YOUR GOAL – Omit every image, and transcribe the remaining entries exactly as given.

--- Start INPUT RECORDS ---

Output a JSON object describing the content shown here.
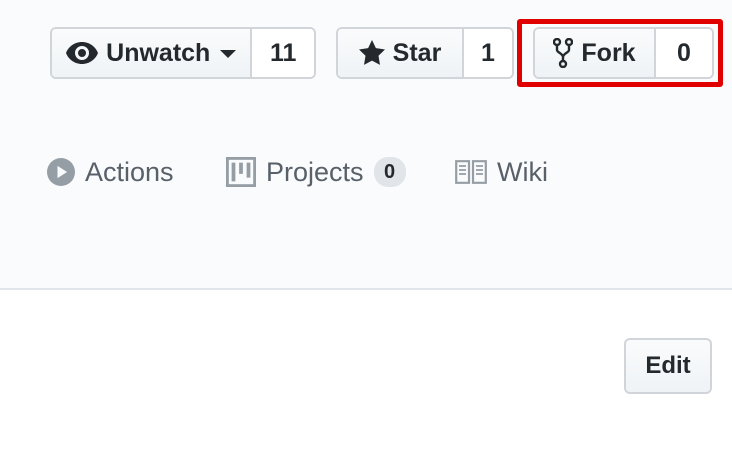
{
  "repo_actions": {
    "watch": {
      "label": "Unwatch",
      "count": "11",
      "icon": "eye-icon"
    },
    "star": {
      "label": "Star",
      "count": "1",
      "icon": "star-icon"
    },
    "fork": {
      "label": "Fork",
      "count": "0",
      "icon": "repo-forked-icon",
      "highlighted": true,
      "highlight_color": "#e00000"
    }
  },
  "repo_nav": [
    {
      "label": "Actions",
      "icon": "play-icon"
    },
    {
      "label": "Projects",
      "icon": "project-icon",
      "counter": "0"
    },
    {
      "label": "Wiki",
      "icon": "book-icon"
    }
  ],
  "edit_button": {
    "label": "Edit"
  },
  "colors": {
    "header_bg": "#fafbfc",
    "border": "#d1d5da",
    "text": "#24292e",
    "muted": "#586069"
  }
}
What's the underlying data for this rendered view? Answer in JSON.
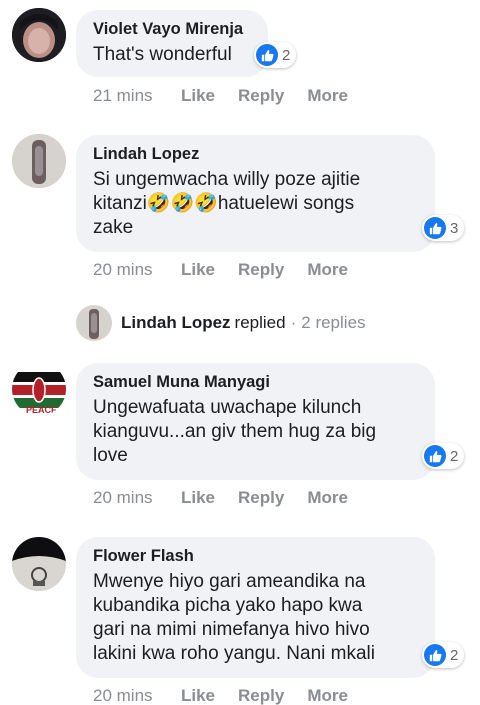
{
  "comments": [
    {
      "author": "Violet Vayo Mirenja",
      "lines": [
        "That's wonderful"
      ],
      "reaction_count": "2",
      "time": "21 mins",
      "actions": [
        "Like",
        "Reply",
        "More"
      ]
    },
    {
      "author": "Lindah Lopez",
      "lines": [
        "Si ungemwacha willy poze ajitie",
        "kitanzi🤣🤣🤣hatuelewi songs",
        "zake"
      ],
      "reaction_count": "3",
      "time": "20 mins",
      "actions": [
        "Like",
        "Reply",
        "More"
      ]
    },
    {
      "author": "Samuel Muna Manyagi",
      "lines": [
        "Ungewafuata uwachape kilunch",
        "kianguvu...an giv them hug za big",
        "love"
      ],
      "reaction_count": "2",
      "time": "20 mins",
      "actions": [
        "Like",
        "Reply",
        "More"
      ]
    },
    {
      "author": "Flower Flash",
      "lines": [
        "Mwenye hiyo gari ameandika na",
        "kubandika picha yako hapo kwa",
        "gari na mimi nimefanya hivo hivo",
        "lakini kwa roho yangu. Nani mkali"
      ],
      "reaction_count": "2",
      "time": "20 mins",
      "actions": [
        "Like",
        "Reply",
        "More"
      ]
    }
  ],
  "replies_summary": {
    "name": "Lindah Lopez",
    "verb": "replied",
    "separator": "·",
    "count": "2 replies"
  },
  "colors": {
    "bubble": "#f0f2f5",
    "like_blue": "#1877f2",
    "meta_gray": "#8a8d91"
  },
  "icons": [
    "like-thumb-icon"
  ]
}
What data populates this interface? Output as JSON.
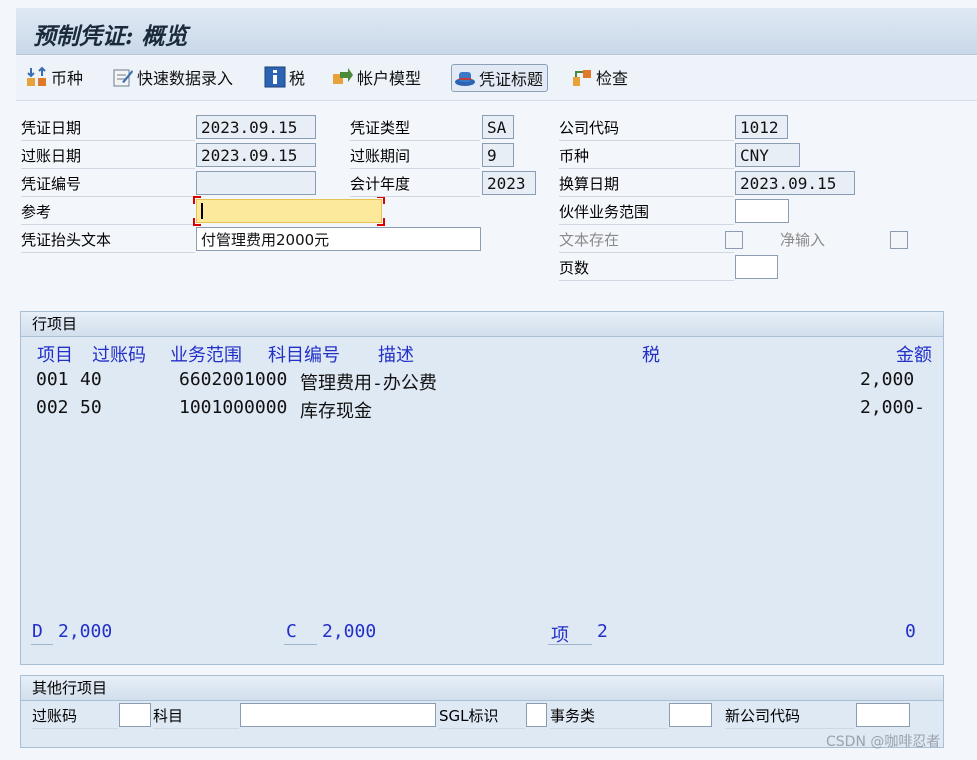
{
  "window": {
    "title": "预制凭证: 概览"
  },
  "toolbar": {
    "currency": "币种",
    "fast_entry": "快速数据录入",
    "tax": "税",
    "account_model": "帐户模型",
    "doc_header": "凭证标题",
    "check": "检查"
  },
  "header": {
    "doc_date_label": "凭证日期",
    "doc_date": "2023.09.15",
    "doc_type_label": "凭证类型",
    "doc_type": "SA",
    "company_code_label": "公司代码",
    "company_code": "1012",
    "posting_date_label": "过账日期",
    "posting_date": "2023.09.15",
    "posting_period_label": "过账期间",
    "posting_period": "9",
    "currency_label": "币种",
    "currency": "CNY",
    "doc_number_label": "凭证编号",
    "doc_number": "",
    "fiscal_year_label": "会计年度",
    "fiscal_year": "2023",
    "translation_date_label": "换算日期",
    "translation_date": "2023.09.15",
    "reference_label": "参考",
    "reference": "",
    "trading_partner_label": "伙伴业务范围",
    "trading_partner": "",
    "header_text_label": "凭证抬头文本",
    "header_text": "付管理费用2000元",
    "text_exists_label": "文本存在",
    "net_entry_label": "净输入",
    "pages_label": "页数",
    "pages": ""
  },
  "items_group": {
    "title": "行项目",
    "columns": {
      "item": "项目",
      "posting_key": "过账码",
      "business_area": "业务范围",
      "account": "科目编号",
      "description": "描述",
      "tax": "税",
      "amount": "金额"
    },
    "rows": [
      {
        "item": "001",
        "pk": "40",
        "account": "6602001000",
        "description": "管理费用-办公费",
        "amount": "2,000"
      },
      {
        "item": "002",
        "pk": "50",
        "account": "1001000000",
        "description": "库存现金",
        "amount": "2,000-"
      }
    ],
    "totals": {
      "debit_label": "D",
      "debit": "2,000",
      "credit_label": "C",
      "credit": "2,000",
      "items_label": "项",
      "items": "2",
      "balance": "0"
    }
  },
  "other_group": {
    "title": "其他行项目",
    "posting_key_label": "过账码",
    "account_label": "科目",
    "sgl_label": "SGL标识",
    "transaction_type_label": "事务类",
    "new_company_label": "新公司代码"
  },
  "watermark": "CSDN @咖啡忍者"
}
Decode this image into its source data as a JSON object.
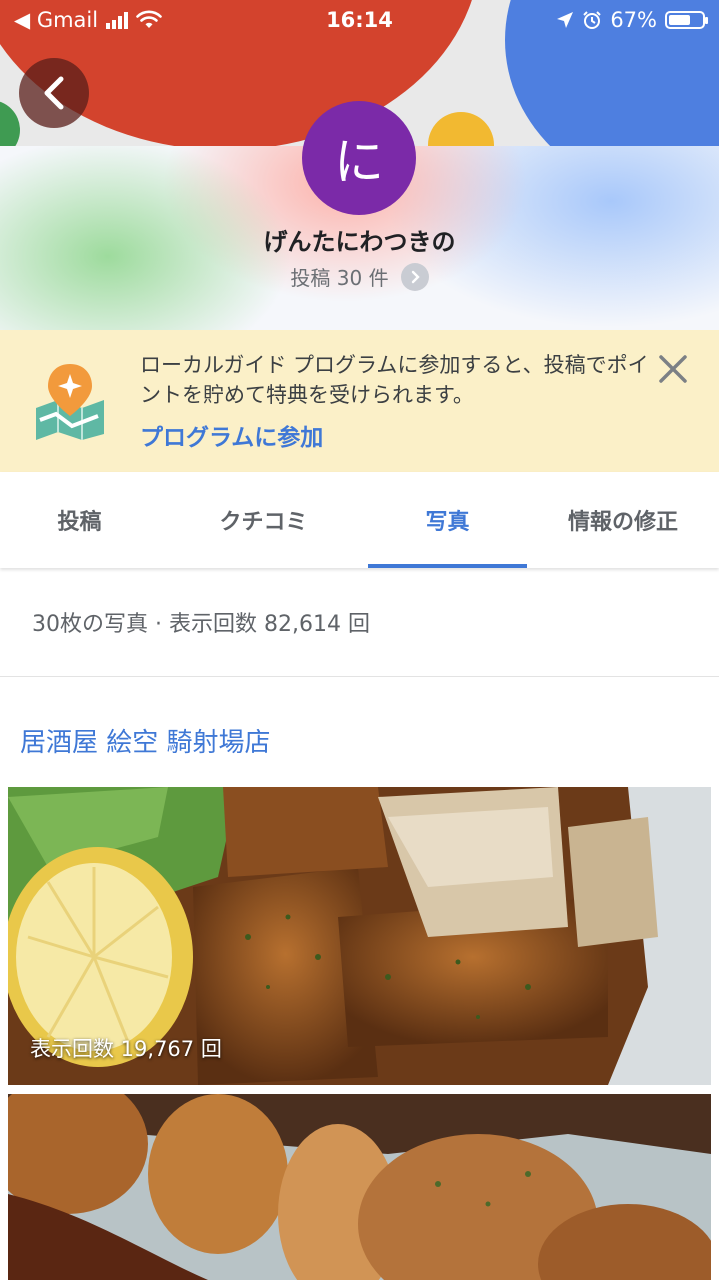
{
  "status_bar": {
    "back_app": "◀ Gmail",
    "time": "16:14",
    "battery": "67%",
    "battery_level": 0.67
  },
  "profile": {
    "avatar_letter": "に",
    "name": "げんたにわつきの",
    "post_count": "投稿 30 件"
  },
  "banner": {
    "text": "ローカルガイド プログラムに参加すると、投稿でポイントを貯めて特典を受けられます。",
    "link": "プログラムに参加"
  },
  "tabs": [
    {
      "label": "投稿",
      "active": false
    },
    {
      "label": "クチコミ",
      "active": false
    },
    {
      "label": "写真",
      "active": true
    },
    {
      "label": "情報の修正",
      "active": false
    }
  ],
  "summary": "30枚の写真 · 表示回数 82,614 回",
  "place": {
    "name": "居酒屋 絵空 騎射場店"
  },
  "photos": [
    {
      "views": "表示回数 19,767 回",
      "icon": "fried-food-photo"
    },
    {
      "views": "",
      "icon": "fried-food-photo"
    }
  ],
  "colors": {
    "accent": "#3f78d6",
    "avatar": "#7b2aa8",
    "banner_bg": "#fbf0c8"
  }
}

--- End INPUT RECORDS ---

THE REPLY –
Output a JSON object describing the content shown here.
{
  "repo_actions": {
    "watch": {
      "label": "Unwatch",
      "count": "11",
      "icon": "eye-icon"
    },
    "star": {
      "label": "Star",
      "count": "1",
      "icon": "star-icon"
    },
    "fork": {
      "label": "Fork",
      "count": "0",
      "icon": "repo-forked-icon",
      "highlighted": true,
      "highlight_color": "#e00000"
    }
  },
  "repo_nav": [
    {
      "label": "Actions",
      "icon": "play-icon"
    },
    {
      "label": "Projects",
      "icon": "project-icon",
      "counter": "0"
    },
    {
      "label": "Wiki",
      "icon": "book-icon"
    }
  ],
  "edit_button": {
    "label": "Edit"
  },
  "colors": {
    "header_bg": "#fafbfc",
    "border": "#d1d5da",
    "text": "#24292e",
    "muted": "#586069"
  }
}
What's the underlying data for this rendered view? Answer in JSON.
{
  "comments": [
    {
      "author": "Violet Vayo Mirenja",
      "lines": [
        "That's wonderful"
      ],
      "reaction_count": "2",
      "time": "21 mins",
      "actions": [
        "Like",
        "Reply",
        "More"
      ]
    },
    {
      "author": "Lindah Lopez",
      "lines": [
        "Si ungemwacha willy poze ajitie",
        "kitanzi🤣🤣🤣hatuelewi songs",
        "zake"
      ],
      "reaction_count": "3",
      "time": "20 mins",
      "actions": [
        "Like",
        "Reply",
        "More"
      ]
    },
    {
      "author": "Samuel Muna Manyagi",
      "lines": [
        "Ungewafuata uwachape kilunch",
        "kianguvu...an giv them hug za big",
        "love"
      ],
      "reaction_count": "2",
      "time": "20 mins",
      "actions": [
        "Like",
        "Reply",
        "More"
      ]
    },
    {
      "author": "Flower Flash",
      "lines": [
        "Mwenye hiyo gari ameandika na",
        "kubandika picha yako hapo kwa",
        "gari na mimi nimefanya hivo hivo",
        "lakini kwa roho yangu. Nani mkali"
      ],
      "reaction_count": "2",
      "time": "20 mins",
      "actions": [
        "Like",
        "Reply",
        "More"
      ]
    }
  ],
  "replies_summary": {
    "name": "Lindah Lopez",
    "verb": "replied",
    "separator": "·",
    "count": "2 replies"
  },
  "colors": {
    "bubble": "#f0f2f5",
    "like_blue": "#1877f2",
    "meta_gray": "#8a8d91"
  },
  "icons": [
    "like-thumb-icon"
  ]
}
What data populates this interface? Output as JSON.
{
  "window": {
    "title": "预制凭证: 概览"
  },
  "toolbar": {
    "currency": "币种",
    "fast_entry": "快速数据录入",
    "tax": "税",
    "account_model": "帐户模型",
    "doc_header": "凭证标题",
    "check": "检查"
  },
  "header": {
    "doc_date_label": "凭证日期",
    "doc_date": "2023.09.15",
    "doc_type_label": "凭证类型",
    "doc_type": "SA",
    "company_code_label": "公司代码",
    "company_code": "1012",
    "posting_date_label": "过账日期",
    "posting_date": "2023.09.15",
    "posting_period_label": "过账期间",
    "posting_period": "9",
    "currency_label": "币种",
    "currency": "CNY",
    "doc_number_label": "凭证编号",
    "doc_number": "",
    "fiscal_year_label": "会计年度",
    "fiscal_year": "2023",
    "translation_date_label": "换算日期",
    "translation_date": "2023.09.15",
    "reference_label": "参考",
    "reference": "",
    "trading_partner_label": "伙伴业务范围",
    "trading_partner": "",
    "header_text_label": "凭证抬头文本",
    "header_text": "付管理费用2000元",
    "text_exists_label": "文本存在",
    "net_entry_label": "净输入",
    "pages_label": "页数",
    "pages": ""
  },
  "items_group": {
    "title": "行项目",
    "columns": {
      "item": "项目",
      "posting_key": "过账码",
      "business_area": "业务范围",
      "account": "科目编号",
      "description": "描述",
      "tax": "税",
      "amount": "金额"
    },
    "rows": [
      {
        "item": "001",
        "pk": "40",
        "account": "6602001000",
        "description": "管理费用-办公费",
        "amount": "2,000"
      },
      {
        "item": "002",
        "pk": "50",
        "account": "1001000000",
        "description": "库存现金",
        "amount": "2,000-"
      }
    ],
    "totals": {
      "debit_label": "D",
      "debit": "2,000",
      "credit_label": "C",
      "credit": "2,000",
      "items_label": "项",
      "items": "2",
      "balance": "0"
    }
  },
  "other_group": {
    "title": "其他行项目",
    "posting_key_label": "过账码",
    "account_label": "科目",
    "sgl_label": "SGL标识",
    "transaction_type_label": "事务类",
    "new_company_label": "新公司代码"
  },
  "watermark": "CSDN @咖啡忍者"
}
Decode this image into its source data as a JSON object.
{
  "status_bar": {
    "back_app": "◀ Gmail",
    "time": "16:14",
    "battery": "67%",
    "battery_level": 0.67
  },
  "profile": {
    "avatar_letter": "に",
    "name": "げんたにわつきの",
    "post_count": "投稿 30 件"
  },
  "banner": {
    "text": "ローカルガイド プログラムに参加すると、投稿でポイントを貯めて特典を受けられます。",
    "link": "プログラムに参加"
  },
  "tabs": [
    {
      "label": "投稿",
      "active": false
    },
    {
      "label": "クチコミ",
      "active": false
    },
    {
      "label": "写真",
      "active": true
    },
    {
      "label": "情報の修正",
      "active": false
    }
  ],
  "summary": "30枚の写真 · 表示回数 82,614 回",
  "place": {
    "name": "居酒屋 絵空 騎射場店"
  },
  "photos": [
    {
      "views": "表示回数 19,767 回",
      "icon": "fried-food-photo"
    },
    {
      "views": "",
      "icon": "fried-food-photo"
    }
  ],
  "colors": {
    "accent": "#3f78d6",
    "avatar": "#7b2aa8",
    "banner_bg": "#fbf0c8"
  }
}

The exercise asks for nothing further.